— begin Recorded information —

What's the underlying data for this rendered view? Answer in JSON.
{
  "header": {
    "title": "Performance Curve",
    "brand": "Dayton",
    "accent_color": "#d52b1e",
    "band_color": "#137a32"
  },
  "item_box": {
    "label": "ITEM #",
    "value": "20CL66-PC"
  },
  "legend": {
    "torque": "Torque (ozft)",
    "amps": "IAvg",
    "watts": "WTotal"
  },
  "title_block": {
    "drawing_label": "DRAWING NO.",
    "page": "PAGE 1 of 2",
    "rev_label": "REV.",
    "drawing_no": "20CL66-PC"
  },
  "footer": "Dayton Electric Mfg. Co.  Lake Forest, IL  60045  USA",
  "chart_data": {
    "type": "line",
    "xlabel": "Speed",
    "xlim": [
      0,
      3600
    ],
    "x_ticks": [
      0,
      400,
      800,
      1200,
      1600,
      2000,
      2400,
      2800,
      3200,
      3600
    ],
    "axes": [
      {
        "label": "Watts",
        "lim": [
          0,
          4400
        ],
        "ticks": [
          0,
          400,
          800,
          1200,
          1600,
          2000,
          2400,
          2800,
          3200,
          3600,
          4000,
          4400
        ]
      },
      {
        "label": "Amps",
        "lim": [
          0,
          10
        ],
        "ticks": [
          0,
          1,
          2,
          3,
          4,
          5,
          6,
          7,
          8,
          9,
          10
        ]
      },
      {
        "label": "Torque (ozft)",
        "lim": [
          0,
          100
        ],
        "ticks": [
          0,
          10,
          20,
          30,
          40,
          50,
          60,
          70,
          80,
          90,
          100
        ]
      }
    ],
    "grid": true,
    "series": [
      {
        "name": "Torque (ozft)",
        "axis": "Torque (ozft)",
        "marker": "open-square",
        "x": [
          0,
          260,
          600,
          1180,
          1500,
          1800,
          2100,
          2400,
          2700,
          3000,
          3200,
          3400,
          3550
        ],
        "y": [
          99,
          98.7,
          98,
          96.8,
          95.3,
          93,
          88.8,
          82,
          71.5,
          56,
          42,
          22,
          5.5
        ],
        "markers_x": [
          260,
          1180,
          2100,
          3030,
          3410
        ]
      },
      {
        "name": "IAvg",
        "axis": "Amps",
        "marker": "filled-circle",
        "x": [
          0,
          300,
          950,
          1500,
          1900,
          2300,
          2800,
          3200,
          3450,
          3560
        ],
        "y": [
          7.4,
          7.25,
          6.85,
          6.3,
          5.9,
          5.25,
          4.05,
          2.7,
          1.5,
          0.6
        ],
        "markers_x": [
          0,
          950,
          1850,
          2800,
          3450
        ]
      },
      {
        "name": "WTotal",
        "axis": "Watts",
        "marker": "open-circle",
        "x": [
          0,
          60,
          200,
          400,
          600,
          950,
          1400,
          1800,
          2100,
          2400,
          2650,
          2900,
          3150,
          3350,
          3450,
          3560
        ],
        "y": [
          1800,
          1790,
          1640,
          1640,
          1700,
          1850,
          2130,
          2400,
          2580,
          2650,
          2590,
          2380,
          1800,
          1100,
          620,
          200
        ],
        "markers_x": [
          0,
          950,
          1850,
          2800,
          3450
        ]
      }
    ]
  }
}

— end Recorded information —

→ Short problem
Emit the records above again, exactly, with no line skipped.

→ Reply to the task
What's the underlying data for this rendered view? Answer in JSON.
{
  "header": {
    "title": "Performance Curve",
    "brand": "Dayton",
    "accent_color": "#d52b1e",
    "band_color": "#137a32"
  },
  "item_box": {
    "label": "ITEM #",
    "value": "20CL66-PC"
  },
  "legend": {
    "torque": "Torque (ozft)",
    "amps": "IAvg",
    "watts": "WTotal"
  },
  "title_block": {
    "drawing_label": "DRAWING NO.",
    "page": "PAGE 1 of 2",
    "rev_label": "REV.",
    "drawing_no": "20CL66-PC"
  },
  "footer": "Dayton Electric Mfg. Co.  Lake Forest, IL  60045  USA",
  "chart_data": {
    "type": "line",
    "xlabel": "Speed",
    "xlim": [
      0,
      3600
    ],
    "x_ticks": [
      0,
      400,
      800,
      1200,
      1600,
      2000,
      2400,
      2800,
      3200,
      3600
    ],
    "axes": [
      {
        "label": "Watts",
        "lim": [
          0,
          4400
        ],
        "ticks": [
          0,
          400,
          800,
          1200,
          1600,
          2000,
          2400,
          2800,
          3200,
          3600,
          4000,
          4400
        ]
      },
      {
        "label": "Amps",
        "lim": [
          0,
          10
        ],
        "ticks": [
          0,
          1,
          2,
          3,
          4,
          5,
          6,
          7,
          8,
          9,
          10
        ]
      },
      {
        "label": "Torque (ozft)",
        "lim": [
          0,
          100
        ],
        "ticks": [
          0,
          10,
          20,
          30,
          40,
          50,
          60,
          70,
          80,
          90,
          100
        ]
      }
    ],
    "grid": true,
    "series": [
      {
        "name": "Torque (ozft)",
        "axis": "Torque (ozft)",
        "marker": "open-square",
        "x": [
          0,
          260,
          600,
          1180,
          1500,
          1800,
          2100,
          2400,
          2700,
          3000,
          3200,
          3400,
          3550
        ],
        "y": [
          99,
          98.7,
          98,
          96.8,
          95.3,
          93,
          88.8,
          82,
          71.5,
          56,
          42,
          22,
          5.5
        ],
        "markers_x": [
          260,
          1180,
          2100,
          3030,
          3410
        ]
      },
      {
        "name": "IAvg",
        "axis": "Amps",
        "marker": "filled-circle",
        "x": [
          0,
          300,
          950,
          1500,
          1900,
          2300,
          2800,
          3200,
          3450,
          3560
        ],
        "y": [
          7.4,
          7.25,
          6.85,
          6.3,
          5.9,
          5.25,
          4.05,
          2.7,
          1.5,
          0.6
        ],
        "markers_x": [
          0,
          950,
          1850,
          2800,
          3450
        ]
      },
      {
        "name": "WTotal",
        "axis": "Watts",
        "marker": "open-circle",
        "x": [
          0,
          60,
          200,
          400,
          600,
          950,
          1400,
          1800,
          2100,
          2400,
          2650,
          2900,
          3150,
          3350,
          3450,
          3560
        ],
        "y": [
          1800,
          1790,
          1640,
          1640,
          1700,
          1850,
          2130,
          2400,
          2580,
          2650,
          2590,
          2380,
          1800,
          1100,
          620,
          200
        ],
        "markers_x": [
          0,
          950,
          1850,
          2800,
          3450
        ]
      }
    ]
  }
}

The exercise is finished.